An exact copy of the listing below is needed, with no pictures in it.

(Beginning of Working data)

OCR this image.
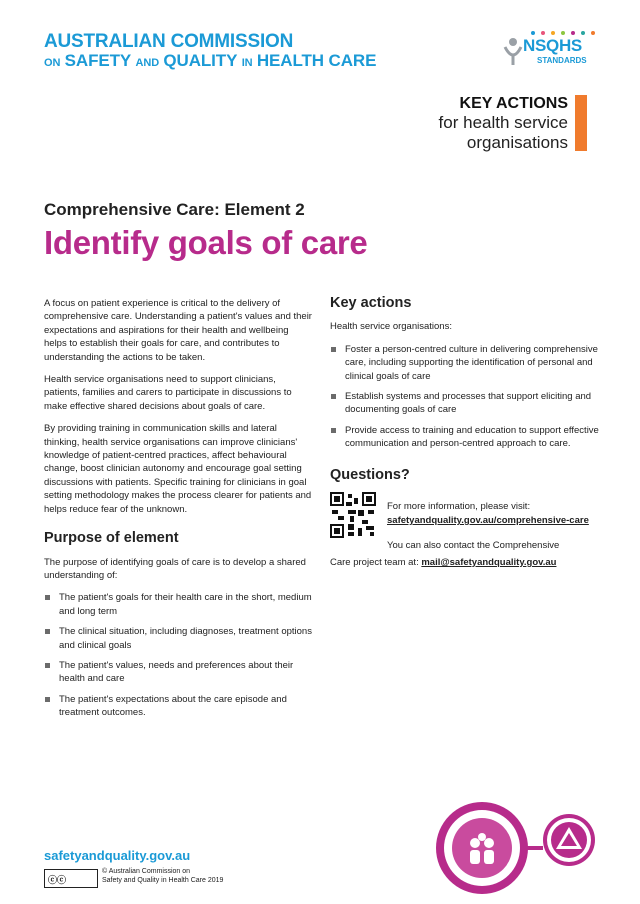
AUSTRALIAN COMMISSION
ON SAFETY AND QUALITY IN HEALTH CARE
NSQHS
STANDARDS
KEY ACTIONS
for health service
organisations
Comprehensive Care: Element 2
Identify goals of care

A focus on patient experience is critical to the delivery of comprehensive care. Understanding a patient's values and their expectations and aspirations for their health and wellbeing helps to establish their goals for care, and contributes to understanding the actions to be taken.

Health service organisations need to support clinicians, patients, families and carers to participate in discussions to make effective shared decisions about goals of care.

By providing training in communication skills and lateral thinking, health service organisations can improve clinicians' knowledge of patient-centred practices, affect behavioural change, boost clinician autonomy and encourage goal setting discussions with patients. Specific training for clinicians in goal setting methodology makes the process clearer for patients and helps reduce fear of the unknown.

Purpose of element

The purpose of identifying goals of care is to develop a shared understanding of:

The patient's goals for their health care in the short, medium and long term
The clinical situation, including diagnoses, treatment options and clinical goals
The patient's values, needs and preferences about their health and care
The patient's expectations about the care episode and treatment outcomes.
Key actions

Health service organisations:

Foster a person-centred culture in delivering comprehensive care, including supporting the identification of personal and clinical goals of care
Establish systems and processes that support eliciting and documenting goals of care
Provide access to training and education to support effective communication and person-centred approach to care.
Questions?
For more information, please visit:
safetyandquality.gov.au/comprehensive-care
You can also contact the Comprehensive
Care project team at: mail@safetyandquality.gov.au
safetyandquality.gov.au
ⓒⓒ
© Australian Commission on
Safety and Quality in Health Care 2019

(End of Working data)

Answer for the task
OCR this image.
AUSTRALIAN COMMISSION
ON SAFETY AND QUALITY IN HEALTH CARE
NSQHS
STANDARDS
KEY ACTIONS
for health service
organisations
Comprehensive Care: Element 2
Identify goals of care

A focus on patient experience is critical to the delivery of comprehensive care. Understanding a patient's values and their expectations and aspirations for their health and wellbeing helps to establish their goals for care, and contributes to understanding the actions to be taken.

Health service organisations need to support clinicians, patients, families and carers to participate in discussions to make effective shared decisions about goals of care.

By providing training in communication skills and lateral thinking, health service organisations can improve clinicians' knowledge of patient-centred practices, affect behavioural change, boost clinician autonomy and encourage goal setting discussions with patients. Specific training for clinicians in goal setting methodology makes the process clearer for patients and helps reduce fear of the unknown.

Purpose of element

The purpose of identifying goals of care is to develop a shared understanding of:

The patient's goals for their health care in the short, medium and long term
The clinical situation, including diagnoses, treatment options and clinical goals
The patient's values, needs and preferences about their health and care
The patient's expectations about the care episode and treatment outcomes.
Key actions

Health service organisations:

Foster a person-centred culture in delivering comprehensive care, including supporting the identification of personal and clinical goals of care
Establish systems and processes that support eliciting and documenting goals of care
Provide access to training and education to support effective communication and person-centred approach to care.
Questions?
For more information, please visit:
safetyandquality.gov.au/comprehensive-care
You can also contact the Comprehensive
Care project team at: mail@safetyandquality.gov.au
safetyandquality.gov.au
ⓒⓒ
© Australian Commission on
Safety and Quality in Health Care 2019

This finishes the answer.